* [Supplied entries]:
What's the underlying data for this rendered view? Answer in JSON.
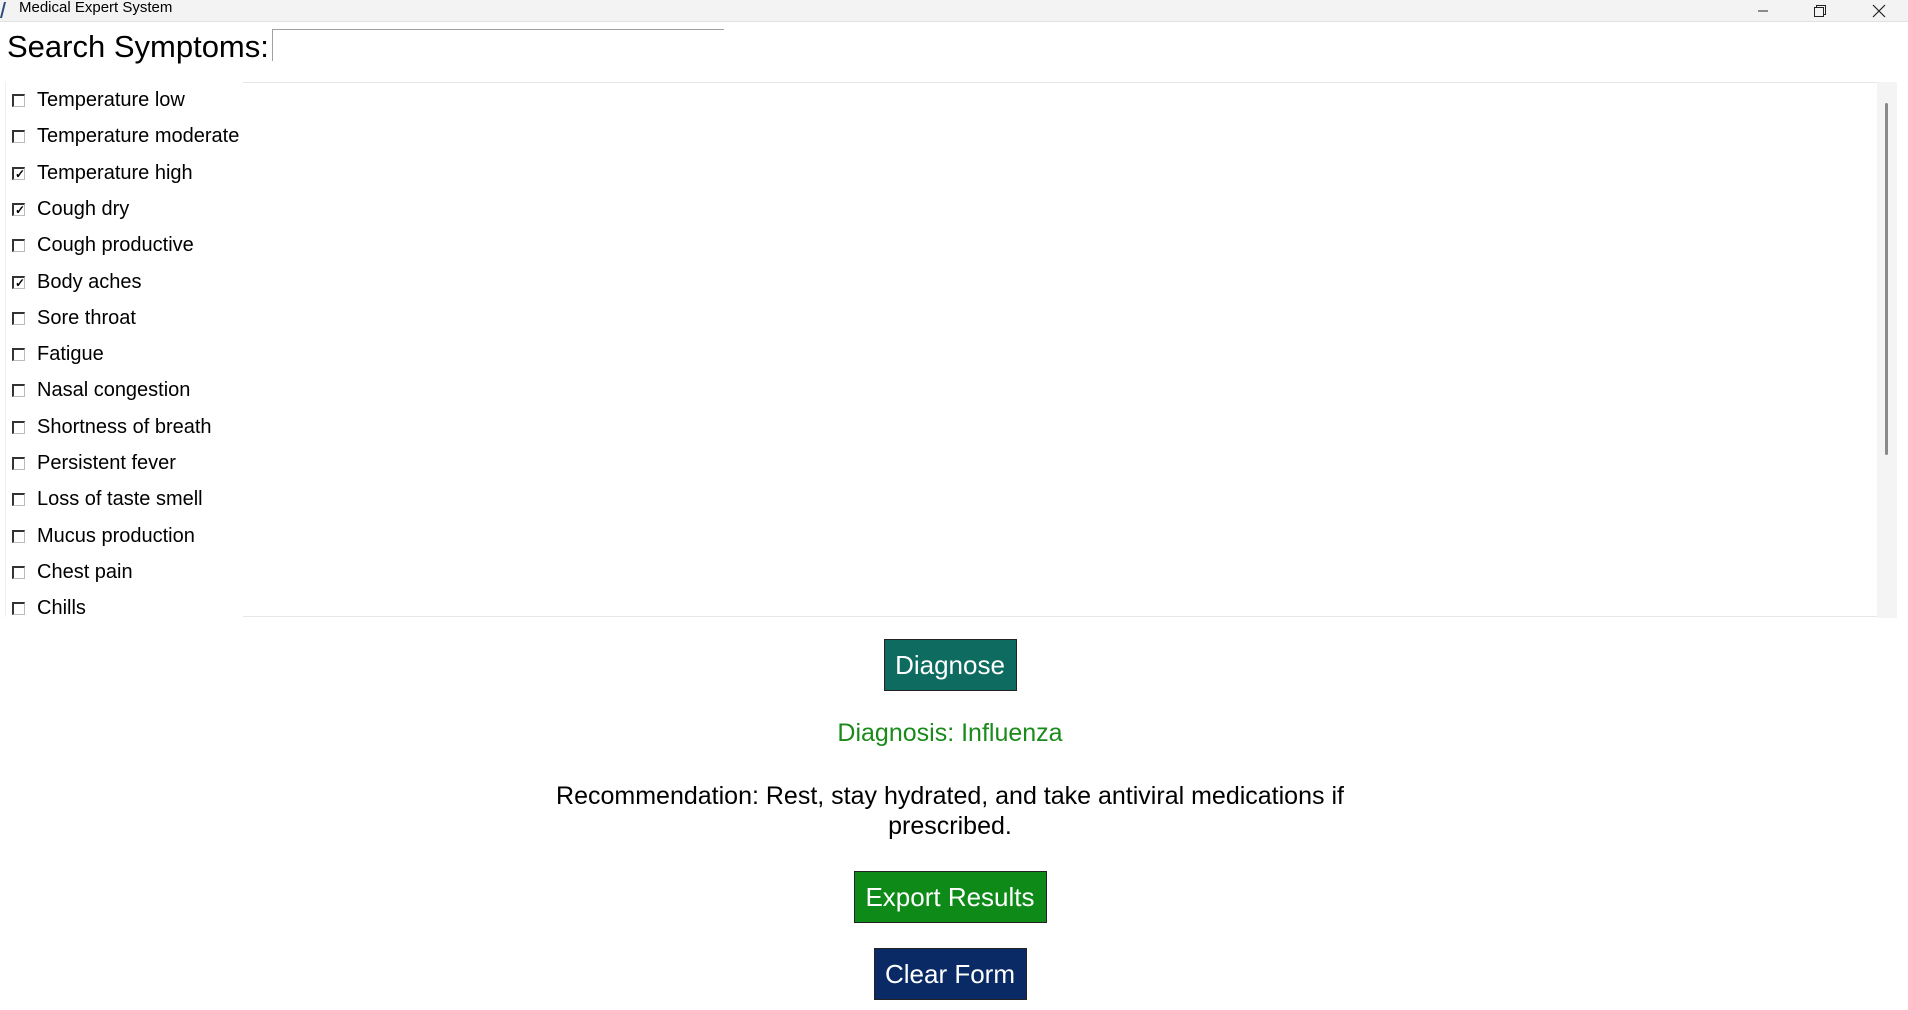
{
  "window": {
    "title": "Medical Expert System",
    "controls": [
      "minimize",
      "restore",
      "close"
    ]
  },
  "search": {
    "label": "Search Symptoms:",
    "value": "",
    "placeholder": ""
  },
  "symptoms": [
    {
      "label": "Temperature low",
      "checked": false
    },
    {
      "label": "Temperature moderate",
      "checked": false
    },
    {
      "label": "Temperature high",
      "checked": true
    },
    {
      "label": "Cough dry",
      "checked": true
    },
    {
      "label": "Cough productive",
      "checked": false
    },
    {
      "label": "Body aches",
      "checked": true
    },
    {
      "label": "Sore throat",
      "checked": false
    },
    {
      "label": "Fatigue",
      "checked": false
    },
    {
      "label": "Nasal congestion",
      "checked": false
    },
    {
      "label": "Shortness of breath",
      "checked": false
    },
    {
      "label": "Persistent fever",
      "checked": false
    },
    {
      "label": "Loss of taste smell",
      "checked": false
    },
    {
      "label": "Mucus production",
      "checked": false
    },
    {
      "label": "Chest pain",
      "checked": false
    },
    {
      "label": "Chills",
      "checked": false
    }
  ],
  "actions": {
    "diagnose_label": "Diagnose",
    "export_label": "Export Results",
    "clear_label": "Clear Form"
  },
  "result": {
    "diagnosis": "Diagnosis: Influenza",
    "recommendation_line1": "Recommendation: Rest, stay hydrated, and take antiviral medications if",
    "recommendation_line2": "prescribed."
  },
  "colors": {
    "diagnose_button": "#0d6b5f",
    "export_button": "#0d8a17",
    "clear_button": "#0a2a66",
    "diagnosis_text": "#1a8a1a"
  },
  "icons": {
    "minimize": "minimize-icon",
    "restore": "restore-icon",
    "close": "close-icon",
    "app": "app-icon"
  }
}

* [Your assignment]: Any pictures should be dropped; transcribe the rest of the records above exactly.

* [Solution]:
What's the underlying data for this rendered view? Answer in JSON.
{
  "window": {
    "title": "Medical Expert System",
    "controls": [
      "minimize",
      "restore",
      "close"
    ]
  },
  "search": {
    "label": "Search Symptoms:",
    "value": "",
    "placeholder": ""
  },
  "symptoms": [
    {
      "label": "Temperature low",
      "checked": false
    },
    {
      "label": "Temperature moderate",
      "checked": false
    },
    {
      "label": "Temperature high",
      "checked": true
    },
    {
      "label": "Cough dry",
      "checked": true
    },
    {
      "label": "Cough productive",
      "checked": false
    },
    {
      "label": "Body aches",
      "checked": true
    },
    {
      "label": "Sore throat",
      "checked": false
    },
    {
      "label": "Fatigue",
      "checked": false
    },
    {
      "label": "Nasal congestion",
      "checked": false
    },
    {
      "label": "Shortness of breath",
      "checked": false
    },
    {
      "label": "Persistent fever",
      "checked": false
    },
    {
      "label": "Loss of taste smell",
      "checked": false
    },
    {
      "label": "Mucus production",
      "checked": false
    },
    {
      "label": "Chest pain",
      "checked": false
    },
    {
      "label": "Chills",
      "checked": false
    }
  ],
  "actions": {
    "diagnose_label": "Diagnose",
    "export_label": "Export Results",
    "clear_label": "Clear Form"
  },
  "result": {
    "diagnosis": "Diagnosis: Influenza",
    "recommendation_line1": "Recommendation: Rest, stay hydrated, and take antiviral medications if",
    "recommendation_line2": "prescribed."
  },
  "colors": {
    "diagnose_button": "#0d6b5f",
    "export_button": "#0d8a17",
    "clear_button": "#0a2a66",
    "diagnosis_text": "#1a8a1a"
  },
  "icons": {
    "minimize": "minimize-icon",
    "restore": "restore-icon",
    "close": "close-icon",
    "app": "app-icon"
  }
}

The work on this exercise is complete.